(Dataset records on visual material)

BEGIN

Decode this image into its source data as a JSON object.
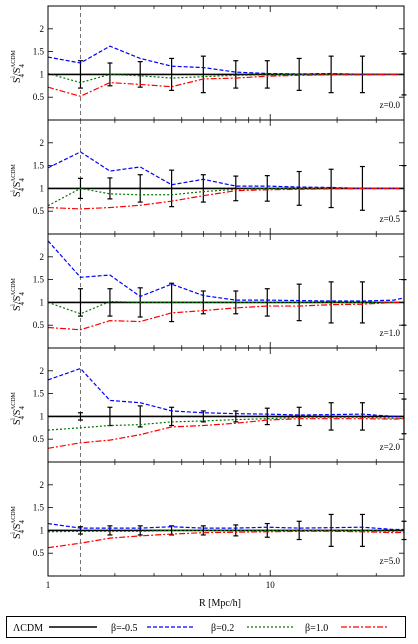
{
  "chart_data": {
    "type": "line",
    "shared": {
      "xlabel": "R [Mpc/h]",
      "xscale": "log",
      "xlim": [
        1,
        40
      ],
      "xticks": [
        {
          "v": 1,
          "label": "1"
        },
        {
          "v": 10,
          "label": "10"
        }
      ],
      "xminor": [
        2,
        3,
        4,
        5,
        6,
        7,
        8,
        9,
        20,
        30,
        40
      ],
      "ylim": [
        0,
        2.5
      ],
      "yticks": [
        {
          "v": 0.5,
          "label": "0.5"
        },
        {
          "v": 1,
          "label": "1"
        },
        {
          "v": 1.5,
          "label": "1.5"
        },
        {
          "v": 2,
          "label": "2"
        }
      ],
      "ylabel_main": "S",
      "ylabel_sub": "4",
      "ylabel_sup": "i",
      "ylabel_sep": "/S",
      "ylabel_sub2": "4",
      "ylabel_sup2": "ΛCDM",
      "vline_x": 1.4,
      "x": [
        1.0,
        1.4,
        1.9,
        2.6,
        3.6,
        5.0,
        7.0,
        9.7,
        13.5,
        18.8,
        26.0,
        36.0,
        40.0
      ],
      "error_x": [
        1.4,
        1.9,
        2.6,
        3.6,
        5.0,
        7.0,
        9.7,
        13.5,
        18.8,
        26.0,
        40.0
      ]
    },
    "legend": [
      {
        "label": "ΛCDM",
        "color": "#000000",
        "dash": "none"
      },
      {
        "label": "β=-0.5",
        "color": "#0000ff",
        "dash": "4,2"
      },
      {
        "label": "β=0.2",
        "color": "#007700",
        "dash": "2,2"
      },
      {
        "label": "β=1.0",
        "color": "#ff0000",
        "dash": "6,2,2,2"
      }
    ],
    "panels": [
      {
        "label": "z=0.0",
        "series": [
          {
            "name": "ΛCDM",
            "values": [
              1,
              1,
              1,
              1,
              1,
              1,
              1,
              1,
              1,
              1,
              1,
              1,
              1
            ]
          },
          {
            "name": "β=-0.5",
            "values": [
              1.38,
              1.25,
              1.62,
              1.35,
              1.18,
              1.15,
              1.05,
              1.02,
              1.01,
              1.02,
              1.0,
              1.0,
              1.0
            ]
          },
          {
            "name": "β=0.2",
            "values": [
              1.02,
              0.82,
              1.0,
              0.97,
              0.92,
              0.95,
              0.98,
              0.99,
              1.0,
              1.0,
              1.0,
              1.0,
              1.0
            ]
          },
          {
            "name": "β=1.0",
            "values": [
              0.72,
              0.52,
              0.82,
              0.78,
              0.73,
              0.9,
              0.92,
              0.96,
              0.98,
              0.99,
              0.99,
              1.0,
              1.0
            ]
          }
        ],
        "errors": [
          0.3,
          0.25,
          0.28,
          0.35,
          0.4,
          0.3,
          0.3,
          0.35,
          0.4,
          0.4,
          0.45
        ]
      },
      {
        "label": "z=0.5",
        "series": [
          {
            "name": "ΛCDM",
            "values": [
              1,
              1,
              1,
              1,
              1,
              1,
              1,
              1,
              1,
              1,
              1,
              1,
              1
            ]
          },
          {
            "name": "β=-0.5",
            "values": [
              1.45,
              1.8,
              1.38,
              1.47,
              1.08,
              1.2,
              1.05,
              1.05,
              1.03,
              1.02,
              1.0,
              1.0,
              1.0
            ]
          },
          {
            "name": "β=0.2",
            "values": [
              0.62,
              1.0,
              0.88,
              0.86,
              0.86,
              0.93,
              0.98,
              1.0,
              1.0,
              1.0,
              1.0,
              1.0,
              1.0
            ]
          },
          {
            "name": "β=1.0",
            "values": [
              0.58,
              0.55,
              0.58,
              0.63,
              0.72,
              0.84,
              0.95,
              0.97,
              0.98,
              0.99,
              1.0,
              1.0,
              1.0
            ]
          }
        ],
        "errors": [
          0.22,
          0.23,
          0.3,
          0.4,
          0.3,
          0.27,
          0.28,
          0.37,
          0.42,
          0.48,
          0.5
        ]
      },
      {
        "label": "z=1.0",
        "series": [
          {
            "name": "ΛCDM",
            "values": [
              1,
              1,
              1,
              1,
              1,
              1,
              1,
              1,
              1,
              1,
              1,
              1,
              1
            ]
          },
          {
            "name": "β=-0.5",
            "values": [
              2.35,
              1.55,
              1.6,
              1.13,
              1.4,
              1.15,
              1.05,
              1.05,
              1.04,
              1.03,
              1.03,
              1.05,
              1.1
            ]
          },
          {
            "name": "β=0.2",
            "values": [
              1.0,
              0.75,
              1.02,
              1.0,
              1.0,
              1.0,
              1.0,
              1.0,
              1.0,
              1.0,
              1.0,
              1.0,
              1.0
            ]
          },
          {
            "name": "β=1.0",
            "values": [
              0.45,
              0.4,
              0.6,
              0.58,
              0.77,
              0.82,
              0.88,
              0.92,
              0.92,
              0.95,
              0.96,
              1.0,
              1.0
            ]
          }
        ],
        "errors": [
          0.3,
          0.3,
          0.32,
          0.42,
          0.25,
          0.25,
          0.3,
          0.4,
          0.45,
          0.45,
          0.5
        ]
      },
      {
        "label": "z=2.0",
        "series": [
          {
            "name": "ΛCDM",
            "values": [
              1,
              1,
              1,
              1,
              1,
              1,
              1,
              1,
              1,
              1,
              1,
              1,
              1
            ]
          },
          {
            "name": "β=-0.5",
            "values": [
              1.8,
              2.05,
              1.35,
              1.3,
              1.12,
              1.08,
              1.06,
              1.05,
              1.03,
              1.04,
              1.05,
              1.0,
              0.98
            ]
          },
          {
            "name": "β=0.2",
            "values": [
              0.7,
              0.75,
              0.8,
              0.82,
              0.88,
              0.9,
              0.93,
              0.95,
              0.98,
              0.98,
              0.98,
              0.96,
              0.95
            ]
          },
          {
            "name": "β=1.0",
            "values": [
              0.3,
              0.42,
              0.48,
              0.6,
              0.77,
              0.8,
              0.85,
              0.92,
              0.95,
              0.95,
              0.95,
              0.94,
              0.95
            ]
          }
        ],
        "errors": [
          0.08,
          0.2,
          0.23,
          0.2,
          0.12,
          0.12,
          0.18,
          0.2,
          0.3,
          0.3,
          0.38
        ]
      },
      {
        "label": "z=5.0",
        "series": [
          {
            "name": "ΛCDM",
            "values": [
              1,
              1,
              1,
              1,
              1,
              1,
              1,
              1,
              1,
              1,
              1,
              1,
              1
            ]
          },
          {
            "name": "β=-0.5",
            "values": [
              1.15,
              1.05,
              1.05,
              1.05,
              1.08,
              1.05,
              1.05,
              1.07,
              1.05,
              1.06,
              1.07,
              1.02,
              1.02
            ]
          },
          {
            "name": "β=0.2",
            "values": [
              0.97,
              0.98,
              0.98,
              0.98,
              1.0,
              1.0,
              1.0,
              1.0,
              1.0,
              1.0,
              1.0,
              0.98,
              1.0
            ]
          },
          {
            "name": "β=1.0",
            "values": [
              0.62,
              0.72,
              0.83,
              0.88,
              0.92,
              0.95,
              0.96,
              0.97,
              0.98,
              0.98,
              0.97,
              0.95,
              0.96
            ]
          }
        ],
        "errors": [
          0.08,
          0.1,
          0.1,
          0.1,
          0.1,
          0.12,
          0.15,
          0.2,
          0.35,
          0.35,
          0.2
        ]
      }
    ]
  }
}
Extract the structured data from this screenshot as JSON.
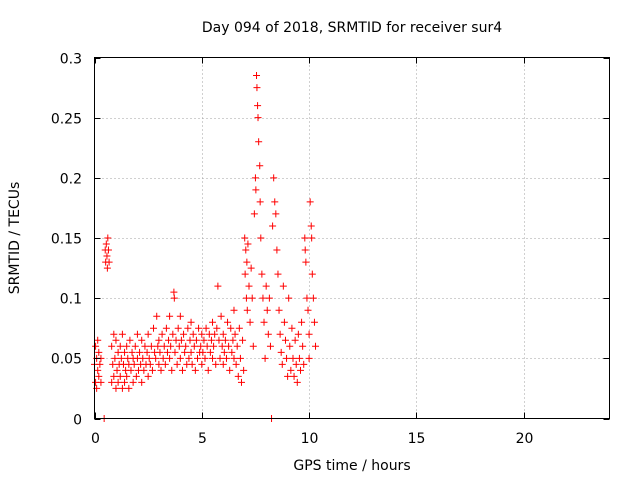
{
  "chart_data": {
    "type": "scatter",
    "title": "Day 094 of 2018, SRMTID for receiver sur4",
    "xlabel": "GPS time / hours",
    "ylabel": "SRMTID / TECUs",
    "xlim": [
      0,
      24
    ],
    "ylim": [
      0,
      0.3
    ],
    "xticks": [
      0,
      5,
      10,
      15,
      20
    ],
    "xtick_labels": [
      "0",
      "5",
      "10",
      "15",
      "20"
    ],
    "yticks": [
      0,
      0.05,
      0.1,
      0.15,
      0.2,
      0.25,
      0.3
    ],
    "ytick_labels": [
      "0",
      "0.05",
      "0.1",
      "0.15",
      "0.2",
      "0.25",
      "0.3"
    ],
    "grid": true,
    "marker": "+",
    "color": "#ff0000",
    "series": [
      {
        "name": "SRMTID",
        "points": [
          [
            0.0,
            0.045
          ],
          [
            0.05,
            0.03
          ],
          [
            0.05,
            0.06
          ],
          [
            0.1,
            0.025
          ],
          [
            0.1,
            0.05
          ],
          [
            0.15,
            0.04
          ],
          [
            0.15,
            0.065
          ],
          [
            0.2,
            0.035
          ],
          [
            0.2,
            0.055
          ],
          [
            0.25,
            0.045
          ],
          [
            0.3,
            0.05
          ],
          [
            0.3,
            0.03
          ],
          [
            0.45,
            0.0
          ],
          [
            0.5,
            0.14
          ],
          [
            0.52,
            0.13
          ],
          [
            0.55,
            0.145
          ],
          [
            0.58,
            0.135
          ],
          [
            0.6,
            0.125
          ],
          [
            0.62,
            0.15
          ],
          [
            0.65,
            0.14
          ],
          [
            0.68,
            0.13
          ],
          [
            0.8,
            0.03
          ],
          [
            0.8,
            0.06
          ],
          [
            0.85,
            0.045
          ],
          [
            0.9,
            0.07
          ],
          [
            0.9,
            0.035
          ],
          [
            0.95,
            0.05
          ],
          [
            1.0,
            0.065
          ],
          [
            1.0,
            0.025
          ],
          [
            1.05,
            0.04
          ],
          [
            1.1,
            0.055
          ],
          [
            1.1,
            0.03
          ],
          [
            1.15,
            0.045
          ],
          [
            1.2,
            0.035
          ],
          [
            1.2,
            0.06
          ],
          [
            1.25,
            0.05
          ],
          [
            1.3,
            0.025
          ],
          [
            1.3,
            0.07
          ],
          [
            1.35,
            0.045
          ],
          [
            1.4,
            0.03
          ],
          [
            1.4,
            0.055
          ],
          [
            1.45,
            0.04
          ],
          [
            1.5,
            0.06
          ],
          [
            1.5,
            0.035
          ],
          [
            1.55,
            0.05
          ],
          [
            1.6,
            0.045
          ],
          [
            1.6,
            0.025
          ],
          [
            1.65,
            0.065
          ],
          [
            1.7,
            0.04
          ],
          [
            1.75,
            0.055
          ],
          [
            1.8,
            0.03
          ],
          [
            1.8,
            0.05
          ],
          [
            1.85,
            0.045
          ],
          [
            1.9,
            0.06
          ],
          [
            1.95,
            0.035
          ],
          [
            2.0,
            0.05
          ],
          [
            2.0,
            0.07
          ],
          [
            2.05,
            0.04
          ],
          [
            2.1,
            0.055
          ],
          [
            2.15,
            0.045
          ],
          [
            2.2,
            0.03
          ],
          [
            2.2,
            0.065
          ],
          [
            2.25,
            0.05
          ],
          [
            2.3,
            0.04
          ],
          [
            2.35,
            0.06
          ],
          [
            2.4,
            0.045
          ],
          [
            2.45,
            0.055
          ],
          [
            2.5,
            0.035
          ],
          [
            2.5,
            0.07
          ],
          [
            2.55,
            0.05
          ],
          [
            2.6,
            0.045
          ],
          [
            2.65,
            0.06
          ],
          [
            2.7,
            0.04
          ],
          [
            2.75,
            0.075
          ],
          [
            2.8,
            0.055
          ],
          [
            2.85,
            0.05
          ],
          [
            2.9,
            0.085
          ],
          [
            2.95,
            0.06
          ],
          [
            3.0,
            0.045
          ],
          [
            3.0,
            0.065
          ],
          [
            3.05,
            0.055
          ],
          [
            3.1,
            0.04
          ],
          [
            3.15,
            0.07
          ],
          [
            3.2,
            0.05
          ],
          [
            3.25,
            0.06
          ],
          [
            3.3,
            0.045
          ],
          [
            3.35,
            0.075
          ],
          [
            3.4,
            0.055
          ],
          [
            3.45,
            0.065
          ],
          [
            3.5,
            0.05
          ],
          [
            3.5,
            0.085
          ],
          [
            3.55,
            0.06
          ],
          [
            3.6,
            0.04
          ],
          [
            3.65,
            0.07
          ],
          [
            3.7,
            0.105
          ],
          [
            3.72,
            0.1
          ],
          [
            3.75,
            0.055
          ],
          [
            3.8,
            0.065
          ],
          [
            3.85,
            0.045
          ],
          [
            3.9,
            0.075
          ],
          [
            3.95,
            0.06
          ],
          [
            4.0,
            0.05
          ],
          [
            4.0,
            0.085
          ],
          [
            4.05,
            0.065
          ],
          [
            4.1,
            0.04
          ],
          [
            4.15,
            0.07
          ],
          [
            4.2,
            0.055
          ],
          [
            4.25,
            0.06
          ],
          [
            4.3,
            0.045
          ],
          [
            4.35,
            0.075
          ],
          [
            4.4,
            0.05
          ],
          [
            4.45,
            0.065
          ],
          [
            4.5,
            0.055
          ],
          [
            4.5,
            0.08
          ],
          [
            4.55,
            0.045
          ],
          [
            4.6,
            0.07
          ],
          [
            4.65,
            0.06
          ],
          [
            4.7,
            0.04
          ],
          [
            4.75,
            0.065
          ],
          [
            4.8,
            0.05
          ],
          [
            4.85,
            0.075
          ],
          [
            4.9,
            0.055
          ],
          [
            4.95,
            0.06
          ],
          [
            5.0,
            0.045
          ],
          [
            5.0,
            0.07
          ],
          [
            5.05,
            0.055
          ],
          [
            5.1,
            0.065
          ],
          [
            5.15,
            0.05
          ],
          [
            5.2,
            0.075
          ],
          [
            5.25,
            0.06
          ],
          [
            5.3,
            0.04
          ],
          [
            5.35,
            0.07
          ],
          [
            5.4,
            0.055
          ],
          [
            5.45,
            0.065
          ],
          [
            5.5,
            0.05
          ],
          [
            5.5,
            0.08
          ],
          [
            5.55,
            0.06
          ],
          [
            5.6,
            0.07
          ],
          [
            5.65,
            0.045
          ],
          [
            5.7,
            0.075
          ],
          [
            5.75,
            0.11
          ],
          [
            5.8,
            0.065
          ],
          [
            5.85,
            0.05
          ],
          [
            5.9,
            0.085
          ],
          [
            5.95,
            0.06
          ],
          [
            6.0,
            0.045
          ],
          [
            6.0,
            0.07
          ],
          [
            6.05,
            0.055
          ],
          [
            6.1,
            0.065
          ],
          [
            6.15,
            0.05
          ],
          [
            6.2,
            0.08
          ],
          [
            6.25,
            0.06
          ],
          [
            6.3,
            0.04
          ],
          [
            6.35,
            0.075
          ],
          [
            6.4,
            0.055
          ],
          [
            6.45,
            0.065
          ],
          [
            6.5,
            0.05
          ],
          [
            6.5,
            0.09
          ],
          [
            6.55,
            0.07
          ],
          [
            6.6,
            0.045
          ],
          [
            6.65,
            0.06
          ],
          [
            6.7,
            0.035
          ],
          [
            6.75,
            0.075
          ],
          [
            6.8,
            0.05
          ],
          [
            6.85,
            0.03
          ],
          [
            6.9,
            0.065
          ],
          [
            6.95,
            0.04
          ],
          [
            7.0,
            0.15
          ],
          [
            7.02,
            0.12
          ],
          [
            7.05,
            0.14
          ],
          [
            7.08,
            0.1
          ],
          [
            7.1,
            0.13
          ],
          [
            7.12,
            0.09
          ],
          [
            7.15,
            0.145
          ],
          [
            7.2,
            0.11
          ],
          [
            7.25,
            0.08
          ],
          [
            7.3,
            0.125
          ],
          [
            7.35,
            0.1
          ],
          [
            7.4,
            0.06
          ],
          [
            7.45,
            0.17
          ],
          [
            7.5,
            0.2
          ],
          [
            7.52,
            0.19
          ],
          [
            7.55,
            0.285
          ],
          [
            7.57,
            0.275
          ],
          [
            7.6,
            0.26
          ],
          [
            7.62,
            0.25
          ],
          [
            7.65,
            0.23
          ],
          [
            7.7,
            0.21
          ],
          [
            7.72,
            0.18
          ],
          [
            7.75,
            0.15
          ],
          [
            7.8,
            0.12
          ],
          [
            7.85,
            0.1
          ],
          [
            7.9,
            0.08
          ],
          [
            7.95,
            0.05
          ],
          [
            8.0,
            0.11
          ],
          [
            8.05,
            0.09
          ],
          [
            8.1,
            0.07
          ],
          [
            8.15,
            0.1
          ],
          [
            8.2,
            0.06
          ],
          [
            8.25,
            0.0
          ],
          [
            8.3,
            0.16
          ],
          [
            8.35,
            0.2
          ],
          [
            8.4,
            0.18
          ],
          [
            8.45,
            0.17
          ],
          [
            8.5,
            0.14
          ],
          [
            8.55,
            0.12
          ],
          [
            8.6,
            0.09
          ],
          [
            8.65,
            0.07
          ],
          [
            8.7,
            0.055
          ],
          [
            8.75,
            0.045
          ],
          [
            8.8,
            0.11
          ],
          [
            8.85,
            0.08
          ],
          [
            8.9,
            0.065
          ],
          [
            8.95,
            0.05
          ],
          [
            9.0,
            0.035
          ],
          [
            9.05,
            0.1
          ],
          [
            9.1,
            0.06
          ],
          [
            9.15,
            0.04
          ],
          [
            9.2,
            0.075
          ],
          [
            9.25,
            0.05
          ],
          [
            9.3,
            0.035
          ],
          [
            9.35,
            0.065
          ],
          [
            9.4,
            0.045
          ],
          [
            9.45,
            0.03
          ],
          [
            9.5,
            0.07
          ],
          [
            9.55,
            0.05
          ],
          [
            9.6,
            0.04
          ],
          [
            9.65,
            0.08
          ],
          [
            9.7,
            0.06
          ],
          [
            9.75,
            0.045
          ],
          [
            9.8,
            0.15
          ],
          [
            9.82,
            0.14
          ],
          [
            9.85,
            0.13
          ],
          [
            9.9,
            0.1
          ],
          [
            9.95,
            0.09
          ],
          [
            10.0,
            0.07
          ],
          [
            10.0,
            0.05
          ],
          [
            10.05,
            0.18
          ],
          [
            10.1,
            0.16
          ],
          [
            10.12,
            0.15
          ],
          [
            10.15,
            0.12
          ],
          [
            10.2,
            0.1
          ],
          [
            10.25,
            0.08
          ],
          [
            10.3,
            0.06
          ]
        ]
      }
    ]
  }
}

END

- _Directions_: How many of these lines contain "color"? Write only the number.

- _Complete response_: 5